RECORDS PROVIDED →
------------------------------------------------------------------------

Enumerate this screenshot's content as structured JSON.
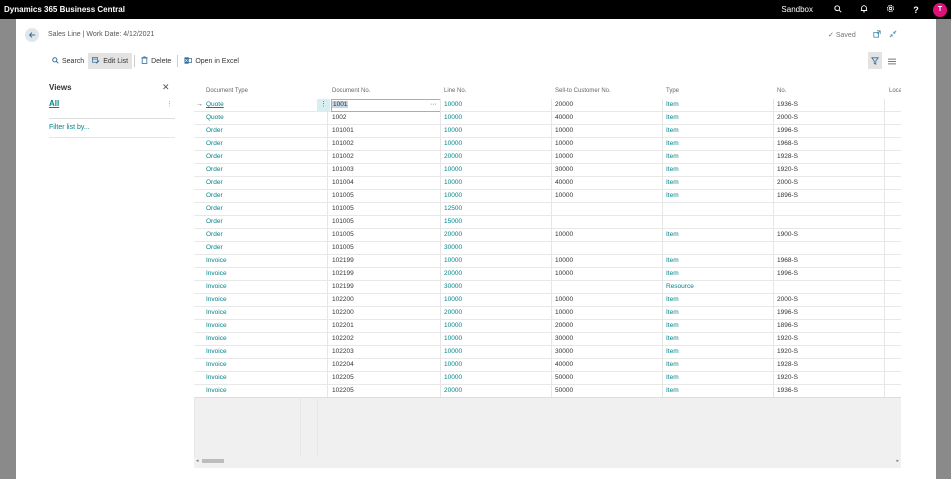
{
  "topbar": {
    "app_title": "Dynamics 365 Business Central",
    "environment": "Sandbox",
    "avatar_initial": "T",
    "icons": [
      "search-icon",
      "bell-icon",
      "gear-icon",
      "help-icon"
    ]
  },
  "header": {
    "page_title": "Sales Line | Work Date: 4/12/2021",
    "saved_label": "Saved"
  },
  "actions": {
    "search": "Search",
    "edit_list": "Edit List",
    "delete": "Delete",
    "open_in_excel": "Open in Excel"
  },
  "views": {
    "title": "Views",
    "all": "All",
    "filter_link": "Filter list by..."
  },
  "grid": {
    "columns": [
      "Document Type",
      "Document No.",
      "Line No.",
      "Sell-to Customer No.",
      "Type",
      "No.",
      "Loca"
    ],
    "rows": [
      [
        "Quote",
        "1001",
        "10000",
        "20000",
        "Item",
        "1936-S"
      ],
      [
        "Quote",
        "1002",
        "10000",
        "40000",
        "Item",
        "2000-S"
      ],
      [
        "Order",
        "101001",
        "10000",
        "10000",
        "Item",
        "1996-S"
      ],
      [
        "Order",
        "101002",
        "10000",
        "10000",
        "Item",
        "1968-S"
      ],
      [
        "Order",
        "101002",
        "20000",
        "10000",
        "Item",
        "1928-S"
      ],
      [
        "Order",
        "101003",
        "10000",
        "30000",
        "Item",
        "1920-S"
      ],
      [
        "Order",
        "101004",
        "10000",
        "40000",
        "Item",
        "2000-S"
      ],
      [
        "Order",
        "101005",
        "10000",
        "10000",
        "Item",
        "1896-S"
      ],
      [
        "Order",
        "101005",
        "12500",
        "",
        "",
        ""
      ],
      [
        "Order",
        "101005",
        "15000",
        "",
        "",
        ""
      ],
      [
        "Order",
        "101005",
        "20000",
        "10000",
        "Item",
        "1900-S"
      ],
      [
        "Order",
        "101005",
        "30000",
        "",
        "",
        ""
      ],
      [
        "Invoice",
        "102199",
        "10000",
        "10000",
        "Item",
        "1968-S"
      ],
      [
        "Invoice",
        "102199",
        "20000",
        "10000",
        "Item",
        "1996-S"
      ],
      [
        "Invoice",
        "102199",
        "30000",
        "",
        "Resource",
        ""
      ],
      [
        "Invoice",
        "102200",
        "10000",
        "10000",
        "Item",
        "2000-S"
      ],
      [
        "Invoice",
        "102200",
        "20000",
        "10000",
        "Item",
        "1996-S"
      ],
      [
        "Invoice",
        "102201",
        "10000",
        "20000",
        "Item",
        "1896-S"
      ],
      [
        "Invoice",
        "102202",
        "10000",
        "30000",
        "Item",
        "1920-S"
      ],
      [
        "Invoice",
        "102203",
        "10000",
        "30000",
        "Item",
        "1920-S"
      ],
      [
        "Invoice",
        "102204",
        "10000",
        "40000",
        "Item",
        "1928-S"
      ],
      [
        "Invoice",
        "102205",
        "10000",
        "50000",
        "Item",
        "1920-S"
      ],
      [
        "Invoice",
        "102205",
        "20000",
        "50000",
        "Item",
        "1936-S"
      ]
    ]
  },
  "colors": {
    "accent": "#008489",
    "topbar": "#000000",
    "avatar": "#e0107a"
  }
}
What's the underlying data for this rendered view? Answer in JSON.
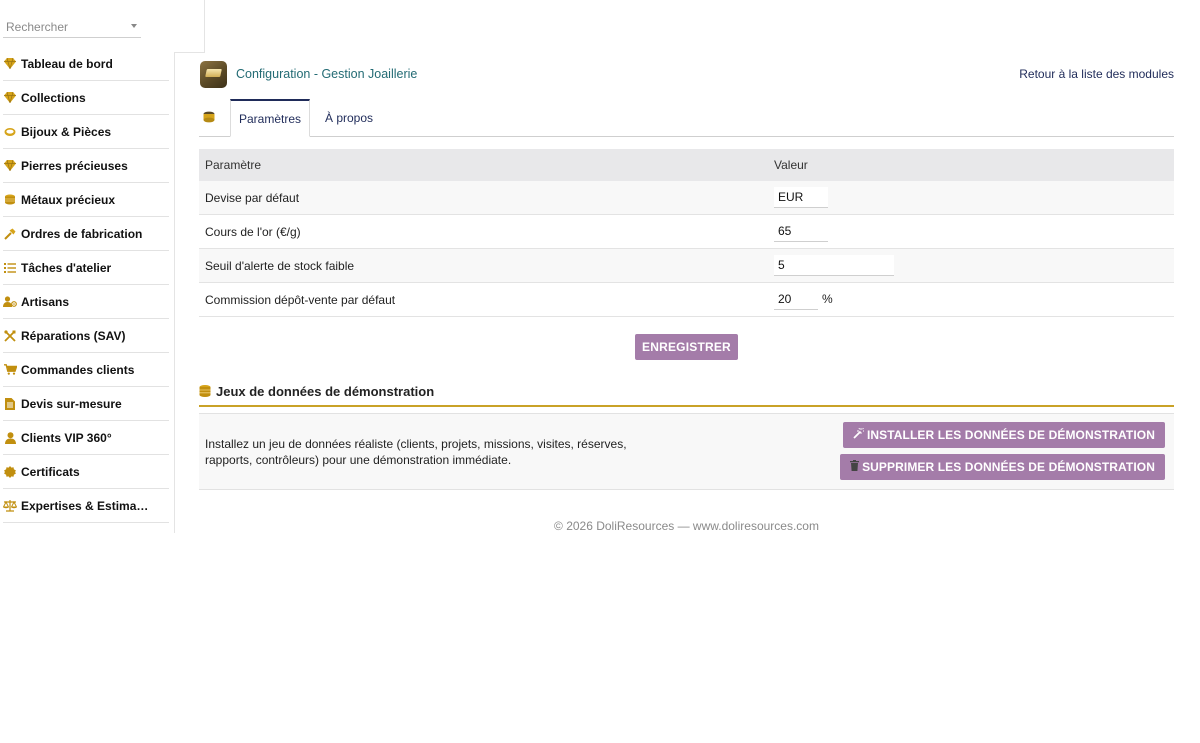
{
  "search": {
    "placeholder": "Rechercher"
  },
  "menu": [
    {
      "label": "Tableau de bord",
      "icon": "diamond-icon"
    },
    {
      "label": "Collections",
      "icon": "diamond-icon"
    },
    {
      "label": "Bijoux & Pièces",
      "icon": "ring-icon"
    },
    {
      "label": "Pierres précieuses",
      "icon": "diamond-icon"
    },
    {
      "label": "Métaux précieux",
      "icon": "coins-icon"
    },
    {
      "label": "Ordres de fabrication",
      "icon": "hammer-icon"
    },
    {
      "label": "Tâches d'atelier",
      "icon": "list-icon"
    },
    {
      "label": "Artisans",
      "icon": "users-gear-icon"
    },
    {
      "label": "Réparations (SAV)",
      "icon": "tools-icon"
    },
    {
      "label": "Commandes clients",
      "icon": "cart-icon"
    },
    {
      "label": "Devis sur-mesure",
      "icon": "document-icon"
    },
    {
      "label": "Clients VIP 360°",
      "icon": "user-icon"
    },
    {
      "label": "Certificats",
      "icon": "certificate-icon"
    },
    {
      "label": "Expertises & Estimat…",
      "icon": "scale-icon"
    }
  ],
  "header": {
    "title": "Configuration - Gestion Joaillerie",
    "back_link": "Retour à la liste des modules"
  },
  "tabs": [
    {
      "label": "Paramètres",
      "active": true
    },
    {
      "label": "À propos",
      "active": false
    }
  ],
  "params": {
    "headers": [
      "Paramètre",
      "Valeur"
    ],
    "rows": [
      {
        "label": "Devise par défaut",
        "value": "EUR",
        "unit": ""
      },
      {
        "label": "Cours de l'or (€/g)",
        "value": "65",
        "unit": ""
      },
      {
        "label": "Seuil d'alerte de stock faible",
        "value": "5",
        "unit": ""
      },
      {
        "label": "Commission dépôt-vente par défaut",
        "value": "20",
        "unit": "%"
      }
    ],
    "save_label": "ENREGISTRER"
  },
  "demo": {
    "title": "Jeux de données de démonstration",
    "description": "Installez un jeu de données réaliste (clients, projets, missions, visites, réserves, rapports, contrôleurs) pour une démonstration immédiate.",
    "install_label": "INSTALLER LES DONNÉES DE DÉMONSTRATION",
    "delete_label": "SUPPRIMER LES DONNÉES DE DÉMONSTRATION"
  },
  "footer": {
    "text": "© 2026 DoliResources — www.doliresources.com"
  },
  "colors": {
    "accent_button": "#a47ca9",
    "title_teal": "#236b74",
    "link_navy": "#1f2b59",
    "gold": "#c79a0d",
    "section_rule": "#c9a227"
  }
}
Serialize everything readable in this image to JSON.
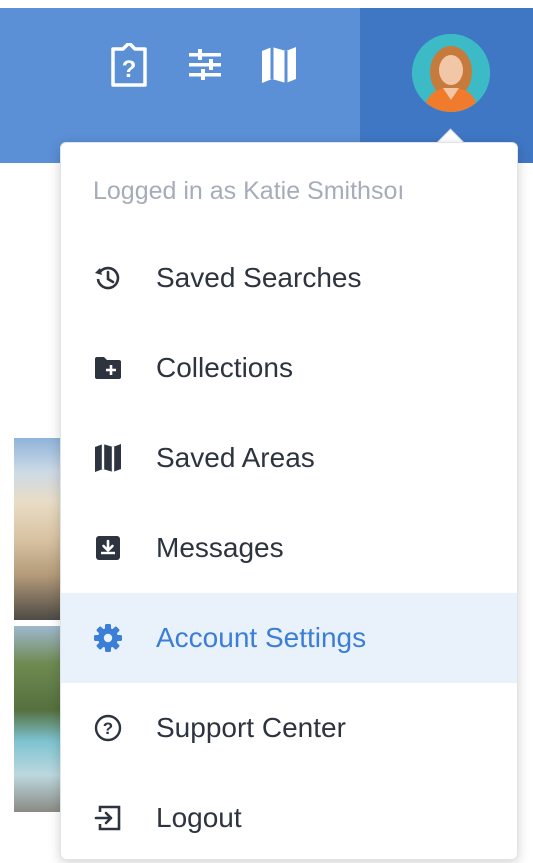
{
  "header": {
    "icons": [
      "help-icon",
      "sliders-icon",
      "map-icon"
    ],
    "avatar_icon": "user-avatar-icon"
  },
  "menu": {
    "logged_in_text": "Logged in as Katie Smithsoı",
    "items": [
      {
        "label": "Saved Searches",
        "icon": "history-icon"
      },
      {
        "label": "Collections",
        "icon": "folder-plus-icon"
      },
      {
        "label": "Saved Areas",
        "icon": "map-icon"
      },
      {
        "label": "Messages",
        "icon": "inbox-download-icon"
      },
      {
        "label": "Account Settings",
        "icon": "gear-icon",
        "active": true
      },
      {
        "label": "Support Center",
        "icon": "question-circle-icon"
      },
      {
        "label": "Logout",
        "icon": "logout-icon"
      }
    ]
  },
  "colors": {
    "header_blue": "#5b8fd6",
    "header_dark_blue": "#3f77c4",
    "active_text": "#3b7ed8",
    "active_bg": "#e9f1fb",
    "muted_text": "#a6adb8"
  }
}
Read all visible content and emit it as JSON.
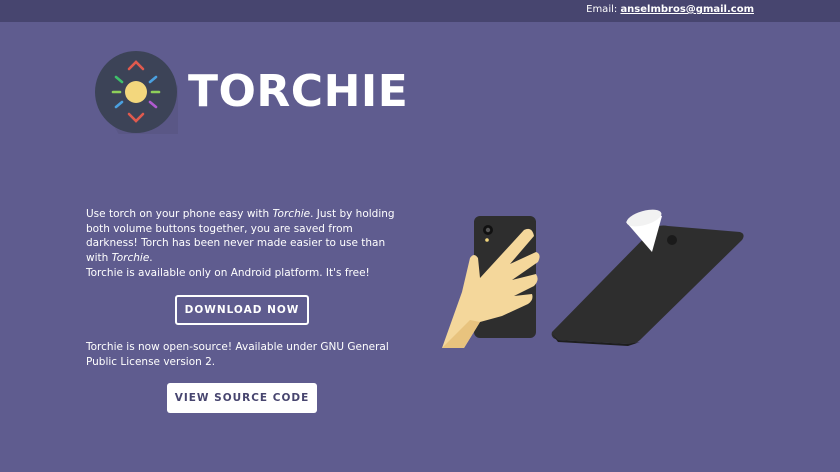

------------------------------------------------------------------------

STATED TASK → Every line of the data above should be quoted exactly. Omit the pictures.

THE SOLUTION →
Enumerate this screenshot's content as structured JSON.
{
  "topbar": {
    "app_title": "Dynamics 365 Business Central",
    "environment": "Sandbox",
    "avatar_initial": "T",
    "icons": [
      "search-icon",
      "bell-icon",
      "gear-icon",
      "help-icon"
    ]
  },
  "header": {
    "page_title": "Sales Line | Work Date: 4/12/2021",
    "saved_label": "Saved"
  },
  "actions": {
    "search": "Search",
    "edit_list": "Edit List",
    "delete": "Delete",
    "open_in_excel": "Open in Excel"
  },
  "views": {
    "title": "Views",
    "all": "All",
    "filter_link": "Filter list by..."
  },
  "grid": {
    "columns": [
      "Document Type",
      "Document No.",
      "Line No.",
      "Sell-to Customer No.",
      "Type",
      "No.",
      "Loca"
    ],
    "rows": [
      [
        "Quote",
        "1001",
        "10000",
        "20000",
        "Item",
        "1936-S"
      ],
      [
        "Quote",
        "1002",
        "10000",
        "40000",
        "Item",
        "2000-S"
      ],
      [
        "Order",
        "101001",
        "10000",
        "10000",
        "Item",
        "1996-S"
      ],
      [
        "Order",
        "101002",
        "10000",
        "10000",
        "Item",
        "1968-S"
      ],
      [
        "Order",
        "101002",
        "20000",
        "10000",
        "Item",
        "1928-S"
      ],
      [
        "Order",
        "101003",
        "10000",
        "30000",
        "Item",
        "1920-S"
      ],
      [
        "Order",
        "101004",
        "10000",
        "40000",
        "Item",
        "2000-S"
      ],
      [
        "Order",
        "101005",
        "10000",
        "10000",
        "Item",
        "1896-S"
      ],
      [
        "Order",
        "101005",
        "12500",
        "",
        "",
        ""
      ],
      [
        "Order",
        "101005",
        "15000",
        "",
        "",
        ""
      ],
      [
        "Order",
        "101005",
        "20000",
        "10000",
        "Item",
        "1900-S"
      ],
      [
        "Order",
        "101005",
        "30000",
        "",
        "",
        ""
      ],
      [
        "Invoice",
        "102199",
        "10000",
        "10000",
        "Item",
        "1968-S"
      ],
      [
        "Invoice",
        "102199",
        "20000",
        "10000",
        "Item",
        "1996-S"
      ],
      [
        "Invoice",
        "102199",
        "30000",
        "",
        "Resource",
        ""
      ],
      [
        "Invoice",
        "102200",
        "10000",
        "10000",
        "Item",
        "2000-S"
      ],
      [
        "Invoice",
        "102200",
        "20000",
        "10000",
        "Item",
        "1996-S"
      ],
      [
        "Invoice",
        "102201",
        "10000",
        "20000",
        "Item",
        "1896-S"
      ],
      [
        "Invoice",
        "102202",
        "10000",
        "30000",
        "Item",
        "1920-S"
      ],
      [
        "Invoice",
        "102203",
        "10000",
        "30000",
        "Item",
        "1920-S"
      ],
      [
        "Invoice",
        "102204",
        "10000",
        "40000",
        "Item",
        "1928-S"
      ],
      [
        "Invoice",
        "102205",
        "10000",
        "50000",
        "Item",
        "1920-S"
      ],
      [
        "Invoice",
        "102205",
        "20000",
        "50000",
        "Item",
        "1936-S"
      ]
    ]
  },
  "colors": {
    "accent": "#008489",
    "topbar": "#000000",
    "avatar": "#e0107a"
  }
}
What's the underlying data for this rendered view? Answer in JSON.
{
  "search": {
    "placeholder": "Rechercher"
  },
  "menu": [
    {
      "label": "Tableau de bord",
      "icon": "diamond-icon"
    },
    {
      "label": "Collections",
      "icon": "diamond-icon"
    },
    {
      "label": "Bijoux & Pièces",
      "icon": "ring-icon"
    },
    {
      "label": "Pierres précieuses",
      "icon": "diamond-icon"
    },
    {
      "label": "Métaux précieux",
      "icon": "coins-icon"
    },
    {
      "label": "Ordres de fabrication",
      "icon": "hammer-icon"
    },
    {
      "label": "Tâches d'atelier",
      "icon": "list-icon"
    },
    {
      "label": "Artisans",
      "icon": "users-gear-icon"
    },
    {
      "label": "Réparations (SAV)",
      "icon": "tools-icon"
    },
    {
      "label": "Commandes clients",
      "icon": "cart-icon"
    },
    {
      "label": "Devis sur-mesure",
      "icon": "document-icon"
    },
    {
      "label": "Clients VIP 360°",
      "icon": "user-icon"
    },
    {
      "label": "Certificats",
      "icon": "certificate-icon"
    },
    {
      "label": "Expertises & Estimat…",
      "icon": "scale-icon"
    }
  ],
  "header": {
    "title": "Configuration - Gestion Joaillerie",
    "back_link": "Retour à la liste des modules"
  },
  "tabs": [
    {
      "label": "Paramètres",
      "active": true
    },
    {
      "label": "À propos",
      "active": false
    }
  ],
  "params": {
    "headers": [
      "Paramètre",
      "Valeur"
    ],
    "rows": [
      {
        "label": "Devise par défaut",
        "value": "EUR",
        "unit": ""
      },
      {
        "label": "Cours de l'or (€/g)",
        "value": "65",
        "unit": ""
      },
      {
        "label": "Seuil d'alerte de stock faible",
        "value": "5",
        "unit": ""
      },
      {
        "label": "Commission dépôt-vente par défaut",
        "value": "20",
        "unit": "%"
      }
    ],
    "save_label": "ENREGISTRER"
  },
  "demo": {
    "title": "Jeux de données de démonstration",
    "description": "Installez un jeu de données réaliste (clients, projets, missions, visites, réserves, rapports, contrôleurs) pour une démonstration immédiate.",
    "install_label": "INSTALLER LES DONNÉES DE DÉMONSTRATION",
    "delete_label": "SUPPRIMER LES DONNÉES DE DÉMONSTRATION"
  },
  "footer": {
    "text": "© 2026 DoliResources — www.doliresources.com"
  },
  "colors": {
    "accent_button": "#a47ca9",
    "title_teal": "#236b74",
    "link_navy": "#1f2b59",
    "gold": "#c79a0d",
    "section_rule": "#c9a227"
  }
}
Serialize everything readable in this image to JSON.
{
  "header": {
    "icons": [
      "help-icon",
      "sliders-icon",
      "map-icon"
    ],
    "avatar_icon": "user-avatar-icon"
  },
  "menu": {
    "logged_in_text": "Logged in as Katie Smithsoı",
    "items": [
      {
        "label": "Saved Searches",
        "icon": "history-icon"
      },
      {
        "label": "Collections",
        "icon": "folder-plus-icon"
      },
      {
        "label": "Saved Areas",
        "icon": "map-icon"
      },
      {
        "label": "Messages",
        "icon": "inbox-download-icon"
      },
      {
        "label": "Account Settings",
        "icon": "gear-icon",
        "active": true
      },
      {
        "label": "Support Center",
        "icon": "question-circle-icon"
      },
      {
        "label": "Logout",
        "icon": "logout-icon"
      }
    ]
  },
  "colors": {
    "header_blue": "#5b8fd6",
    "header_dark_blue": "#3f77c4",
    "active_text": "#3b7ed8",
    "active_bg": "#e9f1fb",
    "muted_text": "#a6adb8"
  }
}
Read all visible content and emit it as JSON.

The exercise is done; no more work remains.